TASK MATERIAL
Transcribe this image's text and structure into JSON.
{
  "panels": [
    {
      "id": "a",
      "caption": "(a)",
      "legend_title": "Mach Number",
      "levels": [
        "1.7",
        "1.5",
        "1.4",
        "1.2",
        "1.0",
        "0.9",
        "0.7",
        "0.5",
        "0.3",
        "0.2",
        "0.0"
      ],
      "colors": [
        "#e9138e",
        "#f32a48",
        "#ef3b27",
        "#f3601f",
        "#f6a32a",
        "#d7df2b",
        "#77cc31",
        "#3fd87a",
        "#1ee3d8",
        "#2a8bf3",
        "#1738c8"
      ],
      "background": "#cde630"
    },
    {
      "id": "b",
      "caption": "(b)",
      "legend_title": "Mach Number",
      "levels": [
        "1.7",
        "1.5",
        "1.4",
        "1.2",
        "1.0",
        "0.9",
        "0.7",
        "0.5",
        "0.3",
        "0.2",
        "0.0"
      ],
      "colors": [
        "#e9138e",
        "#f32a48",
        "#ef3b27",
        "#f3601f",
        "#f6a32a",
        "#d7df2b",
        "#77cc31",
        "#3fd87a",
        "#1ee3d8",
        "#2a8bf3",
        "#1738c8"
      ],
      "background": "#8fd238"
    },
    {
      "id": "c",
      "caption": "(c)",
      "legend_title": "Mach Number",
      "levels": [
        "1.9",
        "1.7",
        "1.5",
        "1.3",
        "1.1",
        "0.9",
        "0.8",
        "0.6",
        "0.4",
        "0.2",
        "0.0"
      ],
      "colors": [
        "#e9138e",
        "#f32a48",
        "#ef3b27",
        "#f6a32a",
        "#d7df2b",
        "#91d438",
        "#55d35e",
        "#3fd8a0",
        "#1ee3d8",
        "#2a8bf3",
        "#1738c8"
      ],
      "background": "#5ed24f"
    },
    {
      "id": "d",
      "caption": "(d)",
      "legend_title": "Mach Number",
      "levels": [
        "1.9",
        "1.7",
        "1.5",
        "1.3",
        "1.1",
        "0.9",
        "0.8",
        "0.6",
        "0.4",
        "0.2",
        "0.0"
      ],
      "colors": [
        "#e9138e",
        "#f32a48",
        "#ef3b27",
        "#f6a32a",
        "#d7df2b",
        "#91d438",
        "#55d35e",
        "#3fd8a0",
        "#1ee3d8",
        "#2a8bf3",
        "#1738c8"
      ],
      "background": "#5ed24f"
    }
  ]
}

SHORT EXERCISE
Exactly reproduce every line of the data above.

SOLUTION FOR THIS PROBLEM
Transcribe this image's text and structure into JSON.
{
  "panels": [
    {
      "id": "a",
      "caption": "(a)",
      "legend_title": "Mach Number",
      "levels": [
        "1.7",
        "1.5",
        "1.4",
        "1.2",
        "1.0",
        "0.9",
        "0.7",
        "0.5",
        "0.3",
        "0.2",
        "0.0"
      ],
      "colors": [
        "#e9138e",
        "#f32a48",
        "#ef3b27",
        "#f3601f",
        "#f6a32a",
        "#d7df2b",
        "#77cc31",
        "#3fd87a",
        "#1ee3d8",
        "#2a8bf3",
        "#1738c8"
      ],
      "background": "#cde630"
    },
    {
      "id": "b",
      "caption": "(b)",
      "legend_title": "Mach Number",
      "levels": [
        "1.7",
        "1.5",
        "1.4",
        "1.2",
        "1.0",
        "0.9",
        "0.7",
        "0.5",
        "0.3",
        "0.2",
        "0.0"
      ],
      "colors": [
        "#e9138e",
        "#f32a48",
        "#ef3b27",
        "#f3601f",
        "#f6a32a",
        "#d7df2b",
        "#77cc31",
        "#3fd87a",
        "#1ee3d8",
        "#2a8bf3",
        "#1738c8"
      ],
      "background": "#8fd238"
    },
    {
      "id": "c",
      "caption": "(c)",
      "legend_title": "Mach Number",
      "levels": [
        "1.9",
        "1.7",
        "1.5",
        "1.3",
        "1.1",
        "0.9",
        "0.8",
        "0.6",
        "0.4",
        "0.2",
        "0.0"
      ],
      "colors": [
        "#e9138e",
        "#f32a48",
        "#ef3b27",
        "#f6a32a",
        "#d7df2b",
        "#91d438",
        "#55d35e",
        "#3fd8a0",
        "#1ee3d8",
        "#2a8bf3",
        "#1738c8"
      ],
      "background": "#5ed24f"
    },
    {
      "id": "d",
      "caption": "(d)",
      "legend_title": "Mach Number",
      "levels": [
        "1.9",
        "1.7",
        "1.5",
        "1.3",
        "1.1",
        "0.9",
        "0.8",
        "0.6",
        "0.4",
        "0.2",
        "0.0"
      ],
      "colors": [
        "#e9138e",
        "#f32a48",
        "#ef3b27",
        "#f6a32a",
        "#d7df2b",
        "#91d438",
        "#55d35e",
        "#3fd8a0",
        "#1ee3d8",
        "#2a8bf3",
        "#1738c8"
      ],
      "background": "#5ed24f"
    }
  ]
}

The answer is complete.